• EXERCISE TASK: For the records below, say how many lines contain the string "Faults". Give the number only.

• DATASET:
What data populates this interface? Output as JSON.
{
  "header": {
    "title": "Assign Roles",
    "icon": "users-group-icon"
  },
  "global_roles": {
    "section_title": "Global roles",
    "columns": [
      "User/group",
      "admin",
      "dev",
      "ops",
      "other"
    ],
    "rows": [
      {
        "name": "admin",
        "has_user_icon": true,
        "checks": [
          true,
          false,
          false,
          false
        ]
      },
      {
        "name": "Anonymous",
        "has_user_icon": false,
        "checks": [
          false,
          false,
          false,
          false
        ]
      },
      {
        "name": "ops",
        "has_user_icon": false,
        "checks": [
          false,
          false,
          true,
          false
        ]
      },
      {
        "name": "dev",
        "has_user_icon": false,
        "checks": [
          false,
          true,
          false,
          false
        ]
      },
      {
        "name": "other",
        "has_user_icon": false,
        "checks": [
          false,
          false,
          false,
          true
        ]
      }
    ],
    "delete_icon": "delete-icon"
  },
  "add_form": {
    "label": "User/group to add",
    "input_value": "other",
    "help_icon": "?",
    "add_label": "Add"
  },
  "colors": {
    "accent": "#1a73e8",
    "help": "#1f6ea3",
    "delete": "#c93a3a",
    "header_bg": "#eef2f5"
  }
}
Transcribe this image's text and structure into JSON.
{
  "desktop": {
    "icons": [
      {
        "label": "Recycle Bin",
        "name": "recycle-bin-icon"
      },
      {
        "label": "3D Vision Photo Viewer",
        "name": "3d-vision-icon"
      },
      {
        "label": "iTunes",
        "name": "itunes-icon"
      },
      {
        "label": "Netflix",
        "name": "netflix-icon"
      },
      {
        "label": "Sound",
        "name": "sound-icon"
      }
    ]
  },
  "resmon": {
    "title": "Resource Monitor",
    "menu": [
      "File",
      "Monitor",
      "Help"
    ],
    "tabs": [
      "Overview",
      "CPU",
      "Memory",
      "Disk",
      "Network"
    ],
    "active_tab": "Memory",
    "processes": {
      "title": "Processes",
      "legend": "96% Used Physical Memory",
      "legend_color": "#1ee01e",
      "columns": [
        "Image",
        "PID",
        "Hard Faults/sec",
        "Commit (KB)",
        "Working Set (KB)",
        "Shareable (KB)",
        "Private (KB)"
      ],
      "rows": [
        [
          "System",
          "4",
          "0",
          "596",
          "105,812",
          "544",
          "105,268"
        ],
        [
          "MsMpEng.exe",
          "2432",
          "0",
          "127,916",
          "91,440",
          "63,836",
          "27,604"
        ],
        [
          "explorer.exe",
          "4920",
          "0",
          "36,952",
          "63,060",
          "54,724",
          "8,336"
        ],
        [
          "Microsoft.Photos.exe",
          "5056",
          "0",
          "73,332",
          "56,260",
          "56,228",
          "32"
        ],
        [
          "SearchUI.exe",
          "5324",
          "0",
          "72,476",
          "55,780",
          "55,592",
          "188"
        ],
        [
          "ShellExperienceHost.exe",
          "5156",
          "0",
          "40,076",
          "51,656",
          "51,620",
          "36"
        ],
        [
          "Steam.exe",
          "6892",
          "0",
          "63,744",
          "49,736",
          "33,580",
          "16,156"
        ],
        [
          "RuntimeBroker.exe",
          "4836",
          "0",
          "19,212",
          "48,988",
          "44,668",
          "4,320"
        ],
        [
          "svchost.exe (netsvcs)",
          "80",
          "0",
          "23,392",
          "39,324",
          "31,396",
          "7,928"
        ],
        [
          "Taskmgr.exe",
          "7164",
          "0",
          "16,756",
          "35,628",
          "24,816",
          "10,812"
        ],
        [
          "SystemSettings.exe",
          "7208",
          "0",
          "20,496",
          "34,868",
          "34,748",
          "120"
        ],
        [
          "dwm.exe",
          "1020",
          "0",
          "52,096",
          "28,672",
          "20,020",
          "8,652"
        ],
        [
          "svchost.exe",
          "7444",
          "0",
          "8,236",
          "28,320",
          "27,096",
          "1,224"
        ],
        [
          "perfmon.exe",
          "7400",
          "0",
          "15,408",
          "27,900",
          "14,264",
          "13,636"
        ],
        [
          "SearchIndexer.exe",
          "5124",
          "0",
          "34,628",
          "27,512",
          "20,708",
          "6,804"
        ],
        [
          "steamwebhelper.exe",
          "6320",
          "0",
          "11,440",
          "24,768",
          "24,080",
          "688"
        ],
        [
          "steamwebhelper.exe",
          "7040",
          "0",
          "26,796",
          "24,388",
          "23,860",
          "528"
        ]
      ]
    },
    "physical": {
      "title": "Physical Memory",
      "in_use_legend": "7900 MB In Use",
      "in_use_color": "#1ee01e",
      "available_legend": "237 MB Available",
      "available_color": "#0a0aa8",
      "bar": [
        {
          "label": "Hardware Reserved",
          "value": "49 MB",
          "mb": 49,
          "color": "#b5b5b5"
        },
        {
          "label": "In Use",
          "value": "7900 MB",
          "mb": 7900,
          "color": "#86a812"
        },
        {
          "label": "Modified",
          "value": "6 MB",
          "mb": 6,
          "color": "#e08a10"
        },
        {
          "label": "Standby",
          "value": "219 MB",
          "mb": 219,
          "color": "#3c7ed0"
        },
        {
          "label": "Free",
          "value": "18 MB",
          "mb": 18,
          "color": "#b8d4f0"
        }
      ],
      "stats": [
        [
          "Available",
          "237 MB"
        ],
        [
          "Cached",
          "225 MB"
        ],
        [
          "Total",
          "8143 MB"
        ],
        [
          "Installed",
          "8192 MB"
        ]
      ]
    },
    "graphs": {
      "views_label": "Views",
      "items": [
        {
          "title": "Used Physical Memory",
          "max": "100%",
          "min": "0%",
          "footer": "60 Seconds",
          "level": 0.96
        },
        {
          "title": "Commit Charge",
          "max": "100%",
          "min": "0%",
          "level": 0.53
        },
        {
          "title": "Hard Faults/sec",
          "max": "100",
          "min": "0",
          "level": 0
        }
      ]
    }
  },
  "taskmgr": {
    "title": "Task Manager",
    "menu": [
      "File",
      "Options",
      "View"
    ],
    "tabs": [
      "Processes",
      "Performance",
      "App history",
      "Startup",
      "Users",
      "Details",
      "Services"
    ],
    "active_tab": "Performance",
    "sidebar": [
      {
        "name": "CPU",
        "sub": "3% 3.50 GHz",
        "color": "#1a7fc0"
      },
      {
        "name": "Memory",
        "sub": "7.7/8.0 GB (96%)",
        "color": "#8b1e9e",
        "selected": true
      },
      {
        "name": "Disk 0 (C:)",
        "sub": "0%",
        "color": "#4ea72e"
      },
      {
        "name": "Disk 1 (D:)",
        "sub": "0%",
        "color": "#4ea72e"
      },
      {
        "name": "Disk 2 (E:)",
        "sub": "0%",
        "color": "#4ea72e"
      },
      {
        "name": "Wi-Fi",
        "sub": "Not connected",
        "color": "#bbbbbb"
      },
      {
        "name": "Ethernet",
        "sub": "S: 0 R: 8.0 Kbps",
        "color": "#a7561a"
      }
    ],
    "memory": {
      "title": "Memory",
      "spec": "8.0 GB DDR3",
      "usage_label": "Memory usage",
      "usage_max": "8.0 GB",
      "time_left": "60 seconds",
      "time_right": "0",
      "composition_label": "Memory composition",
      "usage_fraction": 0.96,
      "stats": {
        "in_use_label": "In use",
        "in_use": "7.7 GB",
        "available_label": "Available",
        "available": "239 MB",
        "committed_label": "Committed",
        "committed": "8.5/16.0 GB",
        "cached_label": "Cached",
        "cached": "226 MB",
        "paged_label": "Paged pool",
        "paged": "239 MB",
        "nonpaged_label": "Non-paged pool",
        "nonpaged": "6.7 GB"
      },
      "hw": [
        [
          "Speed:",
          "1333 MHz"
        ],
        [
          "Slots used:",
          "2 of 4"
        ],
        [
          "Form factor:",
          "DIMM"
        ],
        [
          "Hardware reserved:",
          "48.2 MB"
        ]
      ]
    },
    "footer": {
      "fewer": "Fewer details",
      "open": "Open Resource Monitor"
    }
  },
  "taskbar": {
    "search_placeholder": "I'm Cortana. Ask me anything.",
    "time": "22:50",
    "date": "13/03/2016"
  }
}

• TASK RESULT: 2